----- GIVEN DATA
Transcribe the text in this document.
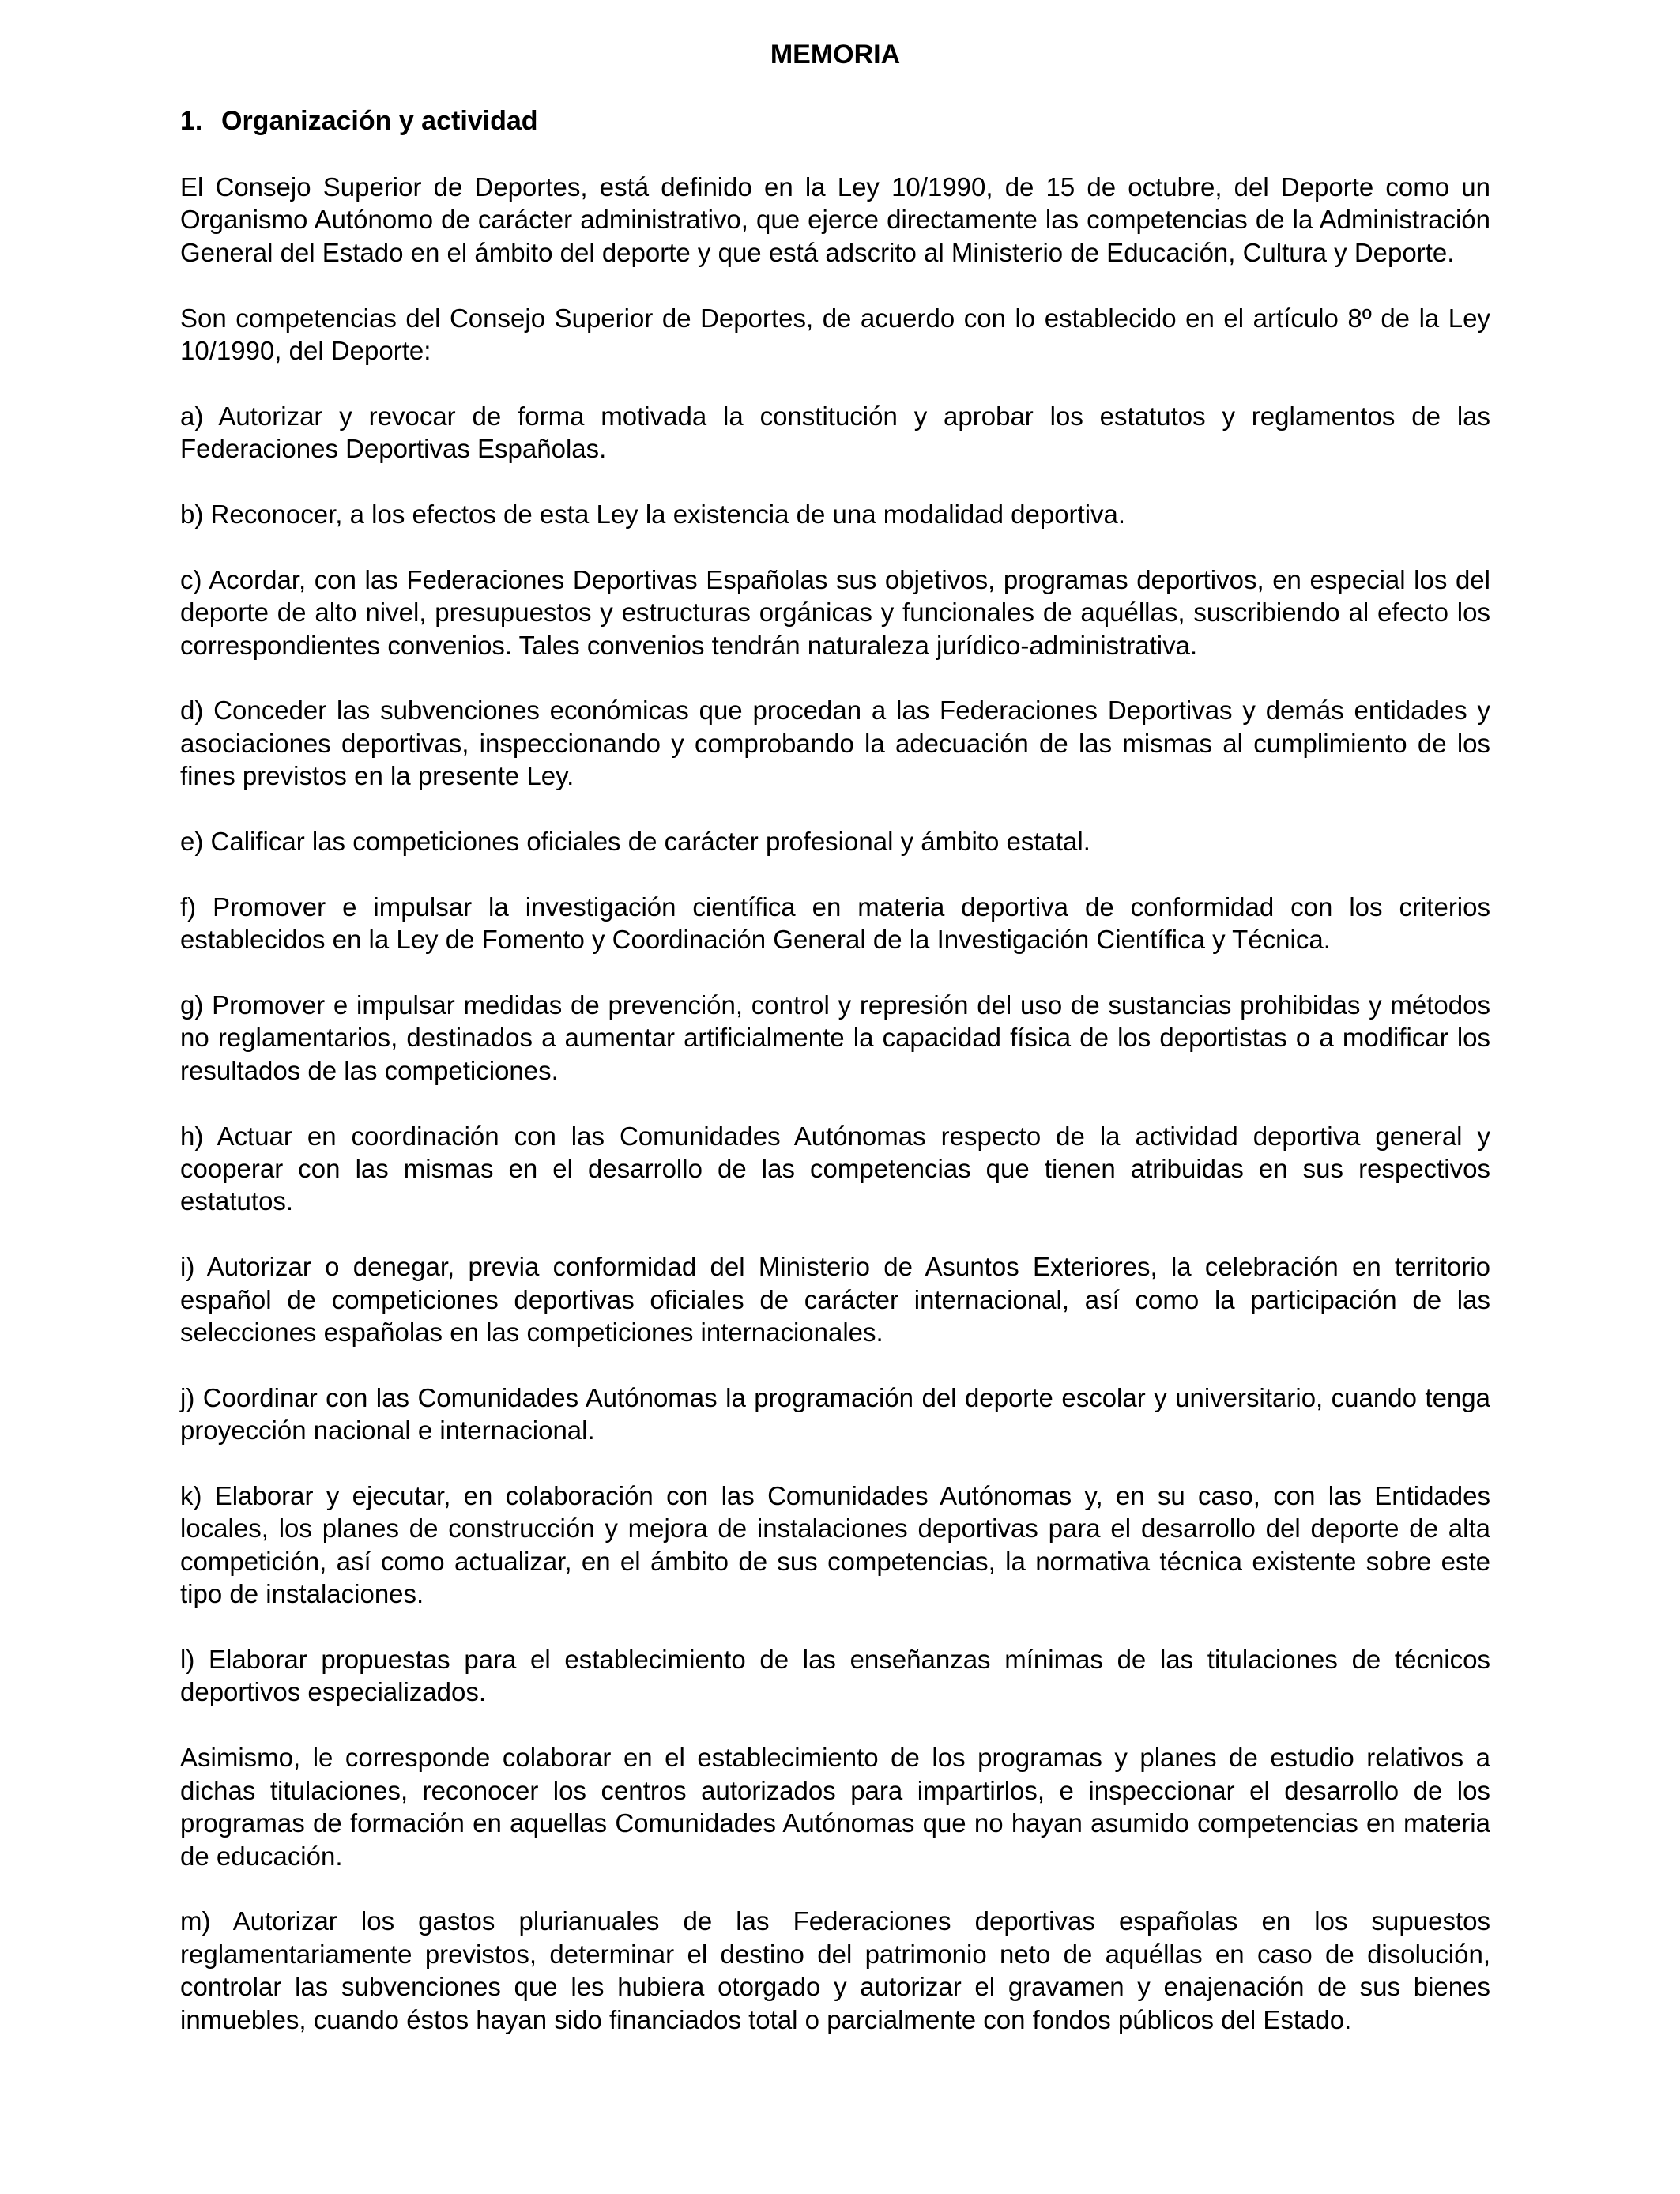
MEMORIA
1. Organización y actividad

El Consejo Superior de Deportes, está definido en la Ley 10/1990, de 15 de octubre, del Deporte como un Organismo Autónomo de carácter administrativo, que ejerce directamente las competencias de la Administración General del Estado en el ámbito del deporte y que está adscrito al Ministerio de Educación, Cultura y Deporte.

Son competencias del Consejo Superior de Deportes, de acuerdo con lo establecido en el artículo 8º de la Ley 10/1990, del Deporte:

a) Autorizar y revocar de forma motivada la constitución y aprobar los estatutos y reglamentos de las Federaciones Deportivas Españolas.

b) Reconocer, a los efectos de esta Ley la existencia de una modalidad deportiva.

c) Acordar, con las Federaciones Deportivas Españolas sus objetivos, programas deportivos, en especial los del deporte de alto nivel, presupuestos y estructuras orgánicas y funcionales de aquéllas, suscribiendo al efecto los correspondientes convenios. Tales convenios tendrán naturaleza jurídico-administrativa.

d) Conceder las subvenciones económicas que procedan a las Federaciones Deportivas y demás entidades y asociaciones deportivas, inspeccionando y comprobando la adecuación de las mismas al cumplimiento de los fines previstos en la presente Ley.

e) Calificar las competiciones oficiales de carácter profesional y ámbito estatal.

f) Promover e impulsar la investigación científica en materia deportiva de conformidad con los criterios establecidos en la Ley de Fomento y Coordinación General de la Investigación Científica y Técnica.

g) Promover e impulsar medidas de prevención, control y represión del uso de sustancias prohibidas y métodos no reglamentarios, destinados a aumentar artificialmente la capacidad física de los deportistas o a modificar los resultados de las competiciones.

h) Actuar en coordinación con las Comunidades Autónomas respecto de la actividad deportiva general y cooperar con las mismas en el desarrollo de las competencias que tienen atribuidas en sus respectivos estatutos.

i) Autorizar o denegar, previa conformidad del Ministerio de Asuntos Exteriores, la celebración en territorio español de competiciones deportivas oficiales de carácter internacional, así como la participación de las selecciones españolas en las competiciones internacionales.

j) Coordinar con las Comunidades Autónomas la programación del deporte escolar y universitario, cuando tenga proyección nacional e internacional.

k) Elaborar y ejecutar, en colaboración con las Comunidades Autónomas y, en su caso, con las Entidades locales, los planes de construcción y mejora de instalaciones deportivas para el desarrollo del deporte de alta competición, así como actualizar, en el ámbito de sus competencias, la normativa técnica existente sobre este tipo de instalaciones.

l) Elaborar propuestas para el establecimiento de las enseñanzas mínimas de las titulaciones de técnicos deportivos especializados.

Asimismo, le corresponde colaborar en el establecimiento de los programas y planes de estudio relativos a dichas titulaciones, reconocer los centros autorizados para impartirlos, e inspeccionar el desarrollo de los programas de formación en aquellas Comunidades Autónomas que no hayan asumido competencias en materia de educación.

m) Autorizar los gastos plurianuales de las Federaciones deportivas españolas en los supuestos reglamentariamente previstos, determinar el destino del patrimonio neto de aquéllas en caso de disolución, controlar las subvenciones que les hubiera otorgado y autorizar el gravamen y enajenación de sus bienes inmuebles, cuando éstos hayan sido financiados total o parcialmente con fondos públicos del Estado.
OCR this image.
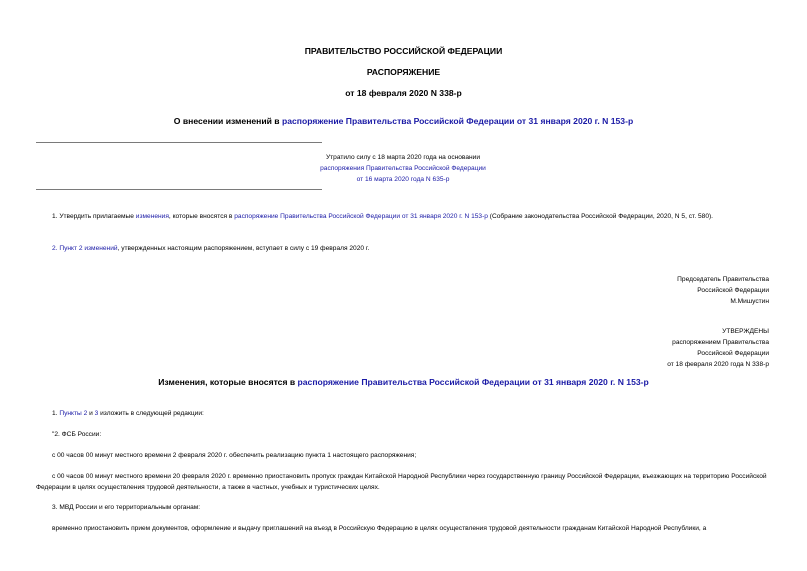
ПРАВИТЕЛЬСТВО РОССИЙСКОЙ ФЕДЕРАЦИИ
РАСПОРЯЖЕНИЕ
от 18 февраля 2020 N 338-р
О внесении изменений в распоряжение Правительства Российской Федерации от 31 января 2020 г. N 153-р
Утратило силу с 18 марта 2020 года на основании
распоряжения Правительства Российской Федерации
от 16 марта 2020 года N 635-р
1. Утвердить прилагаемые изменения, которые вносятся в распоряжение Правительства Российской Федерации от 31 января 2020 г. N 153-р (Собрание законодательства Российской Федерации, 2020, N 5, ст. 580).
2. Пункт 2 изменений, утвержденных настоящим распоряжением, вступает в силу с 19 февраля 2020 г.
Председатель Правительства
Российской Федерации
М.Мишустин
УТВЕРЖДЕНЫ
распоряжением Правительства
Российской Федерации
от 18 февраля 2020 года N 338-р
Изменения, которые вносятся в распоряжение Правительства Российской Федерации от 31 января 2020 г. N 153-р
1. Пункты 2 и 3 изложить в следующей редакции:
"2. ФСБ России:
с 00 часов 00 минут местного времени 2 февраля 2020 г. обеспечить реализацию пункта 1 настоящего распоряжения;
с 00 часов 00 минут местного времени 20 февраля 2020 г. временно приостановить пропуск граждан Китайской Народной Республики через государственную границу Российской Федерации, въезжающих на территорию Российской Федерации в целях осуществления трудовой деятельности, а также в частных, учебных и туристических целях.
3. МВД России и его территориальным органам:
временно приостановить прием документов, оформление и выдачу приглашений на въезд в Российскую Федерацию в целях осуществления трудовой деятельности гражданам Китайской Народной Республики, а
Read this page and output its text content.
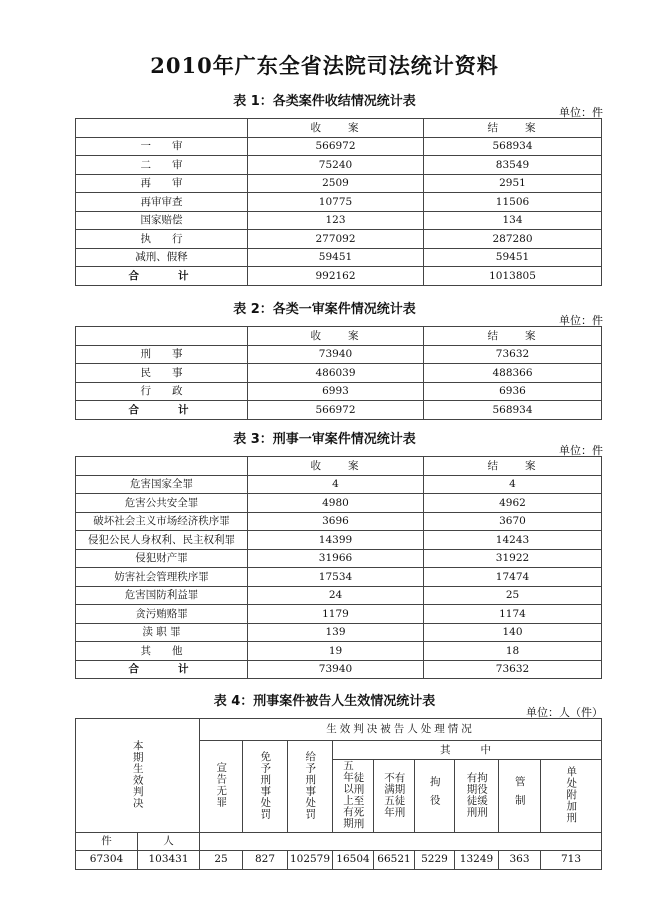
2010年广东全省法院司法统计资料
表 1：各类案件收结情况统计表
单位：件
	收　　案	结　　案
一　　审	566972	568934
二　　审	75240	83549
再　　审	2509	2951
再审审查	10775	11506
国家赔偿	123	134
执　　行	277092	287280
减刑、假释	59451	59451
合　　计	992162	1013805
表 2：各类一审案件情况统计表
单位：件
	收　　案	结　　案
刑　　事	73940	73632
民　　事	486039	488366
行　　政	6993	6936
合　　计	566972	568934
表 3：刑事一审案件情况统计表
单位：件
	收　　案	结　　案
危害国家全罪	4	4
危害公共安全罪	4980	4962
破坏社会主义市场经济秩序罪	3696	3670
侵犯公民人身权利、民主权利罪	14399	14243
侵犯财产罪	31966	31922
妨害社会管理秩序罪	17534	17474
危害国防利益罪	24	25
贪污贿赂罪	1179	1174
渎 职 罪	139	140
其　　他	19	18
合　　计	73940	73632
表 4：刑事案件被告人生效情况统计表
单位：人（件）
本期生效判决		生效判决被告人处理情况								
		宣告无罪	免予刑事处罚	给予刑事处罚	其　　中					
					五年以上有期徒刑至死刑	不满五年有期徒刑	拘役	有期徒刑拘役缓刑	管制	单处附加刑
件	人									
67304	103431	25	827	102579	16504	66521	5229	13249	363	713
----------
**TASK INSTRUCTIONS**
Begin with the line that contains "Read this page and output its text content." and copy every line through the end of the listing, exactly as written, both ends included. Pictures are not part of the copy.

**WRITTEN RESPONSE**
Read this page and output its text content.
2010年广东全省法院司法统计资料
表 1：各类案件收结情况统计表
单位：件
	收　　案	结　　案
一　　审	566972	568934
二　　审	75240	83549
再　　审	2509	2951
再审审查	10775	11506
国家赔偿	123	134
执　　行	277092	287280
减刑、假释	59451	59451
合　　计	992162	1013805
表 2：各类一审案件情况统计表
单位：件
	收　　案	结　　案
刑　　事	73940	73632
民　　事	486039	488366
行　　政	6993	6936
合　　计	566972	568934
表 3：刑事一审案件情况统计表
单位：件
	收　　案	结　　案
危害国家全罪	4	4
危害公共安全罪	4980	4962
破坏社会主义市场经济秩序罪	3696	3670
侵犯公民人身权利、民主权利罪	14399	14243
侵犯财产罪	31966	31922
妨害社会管理秩序罪	17534	17474
危害国防利益罪	24	25
贪污贿赂罪	1179	1174
渎 职 罪	139	140
其　　他	19	18
合　　计	73940	73632
表 4：刑事案件被告人生效情况统计表
单位：人（件）
本期生效判决		生效判决被告人处理情况								
		宣告无罪	免予刑事处罚	给予刑事处罚	其　　中					
					五年以上有期徒刑至死刑	不满五年有期徒刑	拘役	有期徒刑拘役缓刑	管制	单处附加刑
件	人									
67304	103431	25	827	102579	16504	66521	5229	13249	363	713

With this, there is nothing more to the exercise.